Reproduce the full listing that appears beneath this instruction exactly.
****
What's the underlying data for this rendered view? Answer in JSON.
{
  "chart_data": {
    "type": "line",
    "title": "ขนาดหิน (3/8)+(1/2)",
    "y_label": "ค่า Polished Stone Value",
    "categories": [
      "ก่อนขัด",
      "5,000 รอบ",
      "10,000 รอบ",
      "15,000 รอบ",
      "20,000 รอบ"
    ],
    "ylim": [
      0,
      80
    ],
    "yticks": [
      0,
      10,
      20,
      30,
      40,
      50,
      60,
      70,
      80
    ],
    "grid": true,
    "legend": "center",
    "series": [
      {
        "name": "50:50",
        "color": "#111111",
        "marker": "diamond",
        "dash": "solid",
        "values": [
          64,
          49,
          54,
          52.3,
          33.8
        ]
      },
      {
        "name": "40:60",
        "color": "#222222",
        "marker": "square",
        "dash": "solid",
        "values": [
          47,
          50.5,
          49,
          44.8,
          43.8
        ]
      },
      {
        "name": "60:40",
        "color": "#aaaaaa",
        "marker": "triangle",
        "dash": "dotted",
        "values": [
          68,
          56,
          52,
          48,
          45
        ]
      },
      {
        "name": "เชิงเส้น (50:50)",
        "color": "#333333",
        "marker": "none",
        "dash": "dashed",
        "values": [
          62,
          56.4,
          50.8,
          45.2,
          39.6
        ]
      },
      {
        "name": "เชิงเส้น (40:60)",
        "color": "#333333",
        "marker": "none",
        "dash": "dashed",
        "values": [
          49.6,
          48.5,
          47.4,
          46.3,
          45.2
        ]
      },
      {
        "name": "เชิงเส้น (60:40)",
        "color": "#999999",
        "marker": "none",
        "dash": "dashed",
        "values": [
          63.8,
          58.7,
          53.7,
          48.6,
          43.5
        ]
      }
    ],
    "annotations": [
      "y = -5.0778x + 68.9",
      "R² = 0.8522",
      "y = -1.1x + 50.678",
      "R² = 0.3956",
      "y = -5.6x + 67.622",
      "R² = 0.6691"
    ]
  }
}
****
§ **THE RESPONSE**
What's the underlying data for this rendered view? Answer in JSON.
{
  "chart_data": {
    "type": "line",
    "title": "ขนาดหิน (3/8)+(1/2)",
    "y_label": "ค่า Polished Stone Value",
    "categories": [
      "ก่อนขัด",
      "5,000 รอบ",
      "10,000 รอบ",
      "15,000 รอบ",
      "20,000 รอบ"
    ],
    "ylim": [
      0,
      80
    ],
    "yticks": [
      0,
      10,
      20,
      30,
      40,
      50,
      60,
      70,
      80
    ],
    "grid": true,
    "legend": "center",
    "series": [
      {
        "name": "50:50",
        "color": "#111111",
        "marker": "diamond",
        "dash": "solid",
        "values": [
          64,
          49,
          54,
          52.3,
          33.8
        ]
      },
      {
        "name": "40:60",
        "color": "#222222",
        "marker": "square",
        "dash": "solid",
        "values": [
          47,
          50.5,
          49,
          44.8,
          43.8
        ]
      },
      {
        "name": "60:40",
        "color": "#aaaaaa",
        "marker": "triangle",
        "dash": "dotted",
        "values": [
          68,
          56,
          52,
          48,
          45
        ]
      },
      {
        "name": "เชิงเส้น (50:50)",
        "color": "#333333",
        "marker": "none",
        "dash": "dashed",
        "values": [
          62,
          56.4,
          50.8,
          45.2,
          39.6
        ]
      },
      {
        "name": "เชิงเส้น (40:60)",
        "color": "#333333",
        "marker": "none",
        "dash": "dashed",
        "values": [
          49.6,
          48.5,
          47.4,
          46.3,
          45.2
        ]
      },
      {
        "name": "เชิงเส้น (60:40)",
        "color": "#999999",
        "marker": "none",
        "dash": "dashed",
        "values": [
          63.8,
          58.7,
          53.7,
          48.6,
          43.5
        ]
      }
    ],
    "annotations": [
      "y = -5.0778x + 68.9",
      "R² = 0.8522",
      "y = -1.1x + 50.678",
      "R² = 0.3956",
      "y = -5.6x + 67.622",
      "R² = 0.6691"
    ]
  }
}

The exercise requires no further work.